Given problem: Will you output all of the data below exactly, omitting the images?
****************
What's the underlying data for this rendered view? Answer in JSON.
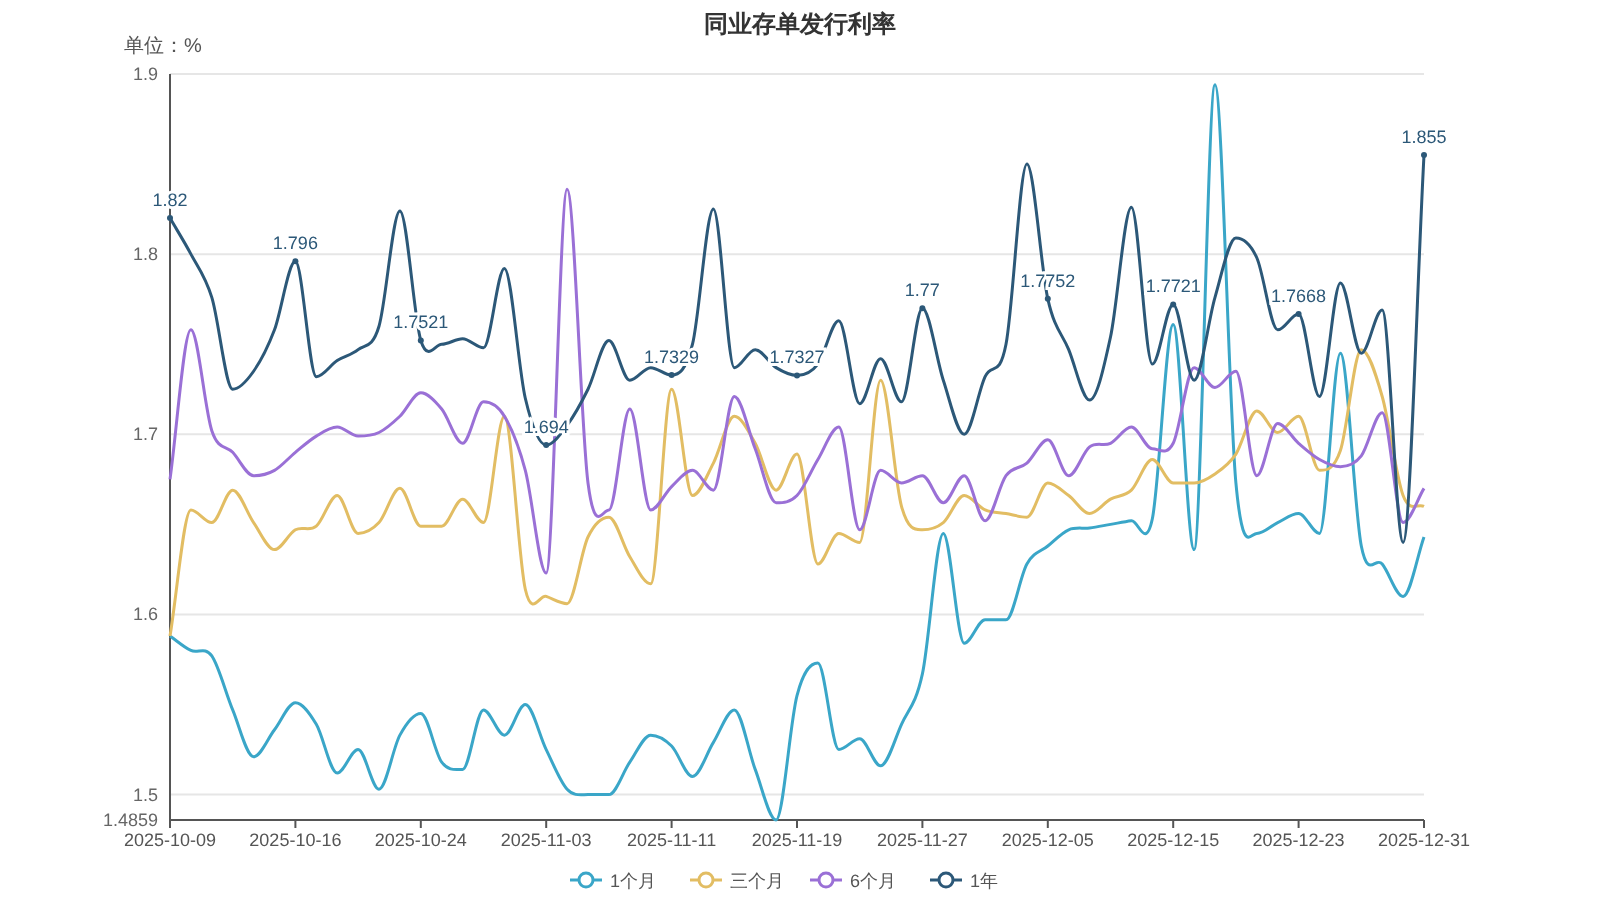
{
  "chart_data": {
    "type": "line",
    "title": "同业存单发行利率",
    "ylabel": "单位：%",
    "categories": [
      "2025-10-09",
      null,
      null,
      null,
      null,
      null,
      "2025-10-16",
      null,
      null,
      null,
      null,
      null,
      "2025-10-24",
      null,
      null,
      null,
      null,
      null,
      "2025-11-03",
      null,
      null,
      null,
      null,
      null,
      "2025-11-11",
      null,
      null,
      null,
      null,
      null,
      "2025-11-19",
      null,
      null,
      null,
      null,
      null,
      "2025-11-27",
      null,
      null,
      null,
      null,
      null,
      "2025-12-05",
      null,
      null,
      null,
      null,
      null,
      "2025-12-15",
      null,
      null,
      null,
      null,
      null,
      "2025-12-23",
      null,
      null,
      null,
      null,
      null,
      "2025-12-31"
    ],
    "ylim": [
      1.4859,
      1.9
    ],
    "yticks": [
      1.4859,
      1.5,
      1.6,
      1.7,
      1.8,
      1.9
    ],
    "grid": "y",
    "legend": "bottom",
    "marker": "none",
    "line_style": "solid",
    "series": [
      {
        "name": "1个月",
        "color": "#3aa6c8",
        "values": [
          1.588,
          1.58,
          1.577,
          1.547,
          1.521,
          1.536,
          1.551,
          1.539,
          1.512,
          1.525,
          1.503,
          1.533,
          1.545,
          1.518,
          1.514,
          1.547,
          1.533,
          1.55,
          1.525,
          1.503,
          1.5,
          1.5,
          1.518,
          1.533,
          1.527,
          1.51,
          1.529,
          1.547,
          1.514,
          1.4859,
          1.555,
          1.573,
          1.525,
          1.531,
          1.516,
          1.539,
          1.567,
          1.645,
          1.584,
          1.597,
          1.597,
          1.628,
          1.638,
          1.647,
          1.648,
          1.65,
          1.652,
          1.653,
          1.761,
          1.636,
          1.894,
          1.673,
          1.645,
          1.651,
          1.656,
          1.645,
          1.745,
          1.638,
          1.628,
          1.61,
          1.643
        ]
      },
      {
        "name": "三个月",
        "color": "#e2bd63",
        "values": [
          1.588,
          1.658,
          1.651,
          1.669,
          1.651,
          1.636,
          1.647,
          1.649,
          1.666,
          1.645,
          1.651,
          1.67,
          1.649,
          1.649,
          1.664,
          1.651,
          1.71,
          1.614,
          1.61,
          1.606,
          1.643,
          1.654,
          1.632,
          1.617,
          1.725,
          1.666,
          1.684,
          1.71,
          1.695,
          1.669,
          1.689,
          1.628,
          1.645,
          1.64,
          1.73,
          1.66,
          1.647,
          1.651,
          1.666,
          1.658,
          1.656,
          1.654,
          1.673,
          1.666,
          1.656,
          1.664,
          1.669,
          1.686,
          1.673,
          1.673,
          1.678,
          1.689,
          1.713,
          1.701,
          1.71,
          1.68,
          1.691,
          1.747,
          1.721,
          1.666,
          1.66
        ]
      },
      {
        "name": "6个月",
        "color": "#9a70d6",
        "values": [
          1.675,
          1.758,
          1.702,
          1.69,
          1.677,
          1.68,
          1.69,
          1.699,
          1.704,
          1.699,
          1.701,
          1.71,
          1.723,
          1.714,
          1.695,
          1.718,
          1.71,
          1.68,
          1.623,
          1.836,
          1.673,
          1.658,
          1.714,
          1.658,
          1.671,
          1.68,
          1.669,
          1.721,
          1.692,
          1.662,
          1.666,
          1.686,
          1.704,
          1.647,
          1.68,
          1.673,
          1.677,
          1.662,
          1.677,
          1.652,
          1.677,
          1.684,
          1.697,
          1.677,
          1.693,
          1.695,
          1.704,
          1.692,
          1.695,
          1.737,
          1.726,
          1.735,
          1.677,
          1.706,
          1.695,
          1.686,
          1.682,
          1.688,
          1.712,
          1.651,
          1.67
        ]
      },
      {
        "name": "1年",
        "color": "#2c5878",
        "values": [
          1.82,
          1.8,
          1.776,
          1.725,
          1.735,
          1.758,
          1.796,
          1.732,
          1.741,
          1.747,
          1.76,
          1.824,
          1.7521,
          1.75,
          1.753,
          1.748,
          1.792,
          1.72,
          1.694,
          1.705,
          1.725,
          1.752,
          1.73,
          1.737,
          1.7329,
          1.75,
          1.825,
          1.737,
          1.747,
          1.737,
          1.7327,
          1.739,
          1.763,
          1.717,
          1.742,
          1.718,
          1.77,
          1.73,
          1.7,
          1.732,
          1.75,
          1.85,
          1.7752,
          1.747,
          1.719,
          1.754,
          1.826,
          1.739,
          1.7721,
          1.73,
          1.776,
          1.809,
          1.798,
          1.758,
          1.7668,
          1.721,
          1.784,
          1.745,
          1.769,
          1.64,
          1.855
        ],
        "value_labels": [
          "1.82",
          null,
          null,
          null,
          null,
          null,
          "1.796",
          null,
          null,
          null,
          null,
          null,
          "1.7521",
          null,
          null,
          null,
          null,
          null,
          "1.694",
          null,
          null,
          null,
          null,
          null,
          "1.7329",
          null,
          null,
          null,
          null,
          null,
          "1.7327",
          null,
          null,
          null,
          null,
          null,
          "1.77",
          null,
          null,
          null,
          null,
          null,
          "1.7752",
          null,
          null,
          null,
          null,
          null,
          "1.7721",
          null,
          null,
          null,
          null,
          null,
          "1.7668",
          null,
          null,
          null,
          null,
          null,
          "1.855"
        ]
      }
    ]
  }
}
****************
Solution to this problem:
What's the underlying data for this rendered view? Answer in JSON.
{
  "chart_data": {
    "type": "line",
    "title": "同业存单发行利率",
    "ylabel": "单位：%",
    "categories": [
      "2025-10-09",
      null,
      null,
      null,
      null,
      null,
      "2025-10-16",
      null,
      null,
      null,
      null,
      null,
      "2025-10-24",
      null,
      null,
      null,
      null,
      null,
      "2025-11-03",
      null,
      null,
      null,
      null,
      null,
      "2025-11-11",
      null,
      null,
      null,
      null,
      null,
      "2025-11-19",
      null,
      null,
      null,
      null,
      null,
      "2025-11-27",
      null,
      null,
      null,
      null,
      null,
      "2025-12-05",
      null,
      null,
      null,
      null,
      null,
      "2025-12-15",
      null,
      null,
      null,
      null,
      null,
      "2025-12-23",
      null,
      null,
      null,
      null,
      null,
      "2025-12-31"
    ],
    "ylim": [
      1.4859,
      1.9
    ],
    "yticks": [
      1.4859,
      1.5,
      1.6,
      1.7,
      1.8,
      1.9
    ],
    "grid": "y",
    "legend": "bottom",
    "marker": "none",
    "line_style": "solid",
    "series": [
      {
        "name": "1个月",
        "color": "#3aa6c8",
        "values": [
          1.588,
          1.58,
          1.577,
          1.547,
          1.521,
          1.536,
          1.551,
          1.539,
          1.512,
          1.525,
          1.503,
          1.533,
          1.545,
          1.518,
          1.514,
          1.547,
          1.533,
          1.55,
          1.525,
          1.503,
          1.5,
          1.5,
          1.518,
          1.533,
          1.527,
          1.51,
          1.529,
          1.547,
          1.514,
          1.4859,
          1.555,
          1.573,
          1.525,
          1.531,
          1.516,
          1.539,
          1.567,
          1.645,
          1.584,
          1.597,
          1.597,
          1.628,
          1.638,
          1.647,
          1.648,
          1.65,
          1.652,
          1.653,
          1.761,
          1.636,
          1.894,
          1.673,
          1.645,
          1.651,
          1.656,
          1.645,
          1.745,
          1.638,
          1.628,
          1.61,
          1.643
        ]
      },
      {
        "name": "三个月",
        "color": "#e2bd63",
        "values": [
          1.588,
          1.658,
          1.651,
          1.669,
          1.651,
          1.636,
          1.647,
          1.649,
          1.666,
          1.645,
          1.651,
          1.67,
          1.649,
          1.649,
          1.664,
          1.651,
          1.71,
          1.614,
          1.61,
          1.606,
          1.643,
          1.654,
          1.632,
          1.617,
          1.725,
          1.666,
          1.684,
          1.71,
          1.695,
          1.669,
          1.689,
          1.628,
          1.645,
          1.64,
          1.73,
          1.66,
          1.647,
          1.651,
          1.666,
          1.658,
          1.656,
          1.654,
          1.673,
          1.666,
          1.656,
          1.664,
          1.669,
          1.686,
          1.673,
          1.673,
          1.678,
          1.689,
          1.713,
          1.701,
          1.71,
          1.68,
          1.691,
          1.747,
          1.721,
          1.666,
          1.66
        ]
      },
      {
        "name": "6个月",
        "color": "#9a70d6",
        "values": [
          1.675,
          1.758,
          1.702,
          1.69,
          1.677,
          1.68,
          1.69,
          1.699,
          1.704,
          1.699,
          1.701,
          1.71,
          1.723,
          1.714,
          1.695,
          1.718,
          1.71,
          1.68,
          1.623,
          1.836,
          1.673,
          1.658,
          1.714,
          1.658,
          1.671,
          1.68,
          1.669,
          1.721,
          1.692,
          1.662,
          1.666,
          1.686,
          1.704,
          1.647,
          1.68,
          1.673,
          1.677,
          1.662,
          1.677,
          1.652,
          1.677,
          1.684,
          1.697,
          1.677,
          1.693,
          1.695,
          1.704,
          1.692,
          1.695,
          1.737,
          1.726,
          1.735,
          1.677,
          1.706,
          1.695,
          1.686,
          1.682,
          1.688,
          1.712,
          1.651,
          1.67
        ]
      },
      {
        "name": "1年",
        "color": "#2c5878",
        "values": [
          1.82,
          1.8,
          1.776,
          1.725,
          1.735,
          1.758,
          1.796,
          1.732,
          1.741,
          1.747,
          1.76,
          1.824,
          1.7521,
          1.75,
          1.753,
          1.748,
          1.792,
          1.72,
          1.694,
          1.705,
          1.725,
          1.752,
          1.73,
          1.737,
          1.7329,
          1.75,
          1.825,
          1.737,
          1.747,
          1.737,
          1.7327,
          1.739,
          1.763,
          1.717,
          1.742,
          1.718,
          1.77,
          1.73,
          1.7,
          1.732,
          1.75,
          1.85,
          1.7752,
          1.747,
          1.719,
          1.754,
          1.826,
          1.739,
          1.7721,
          1.73,
          1.776,
          1.809,
          1.798,
          1.758,
          1.7668,
          1.721,
          1.784,
          1.745,
          1.769,
          1.64,
          1.855
        ],
        "value_labels": [
          "1.82",
          null,
          null,
          null,
          null,
          null,
          "1.796",
          null,
          null,
          null,
          null,
          null,
          "1.7521",
          null,
          null,
          null,
          null,
          null,
          "1.694",
          null,
          null,
          null,
          null,
          null,
          "1.7329",
          null,
          null,
          null,
          null,
          null,
          "1.7327",
          null,
          null,
          null,
          null,
          null,
          "1.77",
          null,
          null,
          null,
          null,
          null,
          "1.7752",
          null,
          null,
          null,
          null,
          null,
          "1.7721",
          null,
          null,
          null,
          null,
          null,
          "1.7668",
          null,
          null,
          null,
          null,
          null,
          "1.855"
        ]
      }
    ]
  }
}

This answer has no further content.